— start Source data —

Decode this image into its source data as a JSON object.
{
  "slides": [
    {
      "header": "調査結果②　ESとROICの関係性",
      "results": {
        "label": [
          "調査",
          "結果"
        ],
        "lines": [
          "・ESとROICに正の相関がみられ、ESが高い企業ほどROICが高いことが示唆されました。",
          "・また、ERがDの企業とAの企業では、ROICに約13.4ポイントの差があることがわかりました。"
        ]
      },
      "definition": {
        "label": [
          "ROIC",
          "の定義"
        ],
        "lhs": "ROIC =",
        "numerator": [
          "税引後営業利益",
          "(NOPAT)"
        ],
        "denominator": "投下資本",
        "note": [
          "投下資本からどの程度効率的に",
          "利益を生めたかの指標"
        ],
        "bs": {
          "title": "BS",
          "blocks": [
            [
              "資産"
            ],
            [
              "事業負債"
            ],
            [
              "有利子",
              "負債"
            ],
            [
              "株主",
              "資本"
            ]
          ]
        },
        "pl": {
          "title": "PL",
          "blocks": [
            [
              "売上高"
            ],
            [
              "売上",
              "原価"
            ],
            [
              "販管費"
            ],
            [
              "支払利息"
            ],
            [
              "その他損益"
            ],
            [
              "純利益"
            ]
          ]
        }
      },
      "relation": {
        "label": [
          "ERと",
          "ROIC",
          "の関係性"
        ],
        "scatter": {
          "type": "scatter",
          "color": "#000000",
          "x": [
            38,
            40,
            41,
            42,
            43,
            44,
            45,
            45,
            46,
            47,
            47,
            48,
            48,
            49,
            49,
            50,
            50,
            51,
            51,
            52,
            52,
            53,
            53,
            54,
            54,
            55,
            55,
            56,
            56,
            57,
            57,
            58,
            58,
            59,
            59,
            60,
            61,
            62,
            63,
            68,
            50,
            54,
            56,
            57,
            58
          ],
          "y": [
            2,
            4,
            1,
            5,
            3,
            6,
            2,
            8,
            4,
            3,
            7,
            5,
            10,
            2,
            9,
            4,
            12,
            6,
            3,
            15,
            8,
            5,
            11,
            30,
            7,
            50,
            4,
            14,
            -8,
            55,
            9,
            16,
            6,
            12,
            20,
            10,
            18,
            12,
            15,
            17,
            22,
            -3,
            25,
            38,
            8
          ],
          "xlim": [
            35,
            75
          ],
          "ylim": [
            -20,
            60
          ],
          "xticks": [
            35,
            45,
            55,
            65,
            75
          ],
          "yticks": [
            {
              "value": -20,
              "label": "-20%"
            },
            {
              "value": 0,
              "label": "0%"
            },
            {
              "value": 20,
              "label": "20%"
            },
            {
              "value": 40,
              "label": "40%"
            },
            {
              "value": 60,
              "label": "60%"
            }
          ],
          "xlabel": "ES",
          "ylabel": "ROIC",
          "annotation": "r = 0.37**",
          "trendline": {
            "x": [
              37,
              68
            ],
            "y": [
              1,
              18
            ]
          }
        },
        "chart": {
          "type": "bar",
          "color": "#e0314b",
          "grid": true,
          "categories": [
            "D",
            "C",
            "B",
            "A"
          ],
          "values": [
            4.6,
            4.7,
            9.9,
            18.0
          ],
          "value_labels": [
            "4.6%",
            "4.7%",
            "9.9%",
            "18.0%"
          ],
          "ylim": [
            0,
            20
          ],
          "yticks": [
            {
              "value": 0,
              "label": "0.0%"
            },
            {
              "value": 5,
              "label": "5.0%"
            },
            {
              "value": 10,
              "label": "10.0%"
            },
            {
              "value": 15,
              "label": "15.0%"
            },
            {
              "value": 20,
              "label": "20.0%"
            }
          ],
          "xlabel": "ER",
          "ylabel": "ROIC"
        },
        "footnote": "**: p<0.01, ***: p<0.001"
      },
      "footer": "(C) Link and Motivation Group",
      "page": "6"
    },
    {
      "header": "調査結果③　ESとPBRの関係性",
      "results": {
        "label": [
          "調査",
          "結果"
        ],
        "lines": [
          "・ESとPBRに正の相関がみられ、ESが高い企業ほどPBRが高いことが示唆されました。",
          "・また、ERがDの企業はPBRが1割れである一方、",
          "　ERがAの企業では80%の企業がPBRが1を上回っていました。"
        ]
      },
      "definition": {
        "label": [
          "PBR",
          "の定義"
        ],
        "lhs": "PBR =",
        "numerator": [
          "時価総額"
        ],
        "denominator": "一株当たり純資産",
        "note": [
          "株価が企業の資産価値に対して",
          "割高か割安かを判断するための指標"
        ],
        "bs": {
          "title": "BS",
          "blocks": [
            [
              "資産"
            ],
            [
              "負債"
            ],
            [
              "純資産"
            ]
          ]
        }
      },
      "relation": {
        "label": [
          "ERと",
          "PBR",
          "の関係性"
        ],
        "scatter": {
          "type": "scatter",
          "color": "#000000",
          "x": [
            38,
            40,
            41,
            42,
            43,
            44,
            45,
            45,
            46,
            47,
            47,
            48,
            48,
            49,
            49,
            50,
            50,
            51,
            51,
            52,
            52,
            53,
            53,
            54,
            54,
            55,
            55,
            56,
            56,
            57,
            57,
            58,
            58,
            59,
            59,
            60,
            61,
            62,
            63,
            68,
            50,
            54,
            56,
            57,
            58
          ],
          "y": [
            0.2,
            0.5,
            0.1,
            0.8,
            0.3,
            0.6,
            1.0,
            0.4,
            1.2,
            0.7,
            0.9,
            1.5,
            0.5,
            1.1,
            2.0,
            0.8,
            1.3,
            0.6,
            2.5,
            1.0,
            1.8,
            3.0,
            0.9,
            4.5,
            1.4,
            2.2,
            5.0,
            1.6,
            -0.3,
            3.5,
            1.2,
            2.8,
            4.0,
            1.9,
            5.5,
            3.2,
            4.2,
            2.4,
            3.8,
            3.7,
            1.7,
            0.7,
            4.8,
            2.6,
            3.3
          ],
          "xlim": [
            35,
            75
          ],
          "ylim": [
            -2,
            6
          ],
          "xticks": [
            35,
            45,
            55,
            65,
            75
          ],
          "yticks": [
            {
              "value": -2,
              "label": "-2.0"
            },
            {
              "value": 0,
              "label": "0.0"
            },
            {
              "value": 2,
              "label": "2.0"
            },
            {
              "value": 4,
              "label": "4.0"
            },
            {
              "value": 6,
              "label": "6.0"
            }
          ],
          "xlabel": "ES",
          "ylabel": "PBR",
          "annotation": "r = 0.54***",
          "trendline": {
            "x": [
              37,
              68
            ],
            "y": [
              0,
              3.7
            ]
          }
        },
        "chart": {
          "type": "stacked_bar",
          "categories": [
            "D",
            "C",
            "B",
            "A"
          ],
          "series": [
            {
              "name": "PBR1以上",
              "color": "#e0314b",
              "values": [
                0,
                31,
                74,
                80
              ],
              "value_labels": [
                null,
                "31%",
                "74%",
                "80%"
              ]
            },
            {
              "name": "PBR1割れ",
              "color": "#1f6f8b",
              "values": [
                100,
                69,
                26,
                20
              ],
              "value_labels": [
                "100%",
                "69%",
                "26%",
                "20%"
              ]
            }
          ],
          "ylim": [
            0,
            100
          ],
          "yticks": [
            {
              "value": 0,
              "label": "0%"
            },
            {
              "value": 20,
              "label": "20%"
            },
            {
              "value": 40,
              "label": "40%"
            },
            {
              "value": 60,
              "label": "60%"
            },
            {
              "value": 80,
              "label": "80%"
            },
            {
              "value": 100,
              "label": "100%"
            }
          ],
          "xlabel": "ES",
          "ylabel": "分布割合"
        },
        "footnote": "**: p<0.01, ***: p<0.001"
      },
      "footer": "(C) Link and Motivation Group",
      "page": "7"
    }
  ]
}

— end Source data —

In the records above, find each line holding "type" and copy it.

> [Written solution]
          "type": "scatter",
          "type": "bar",
          "type": "scatter",
          "type": "stacked_bar",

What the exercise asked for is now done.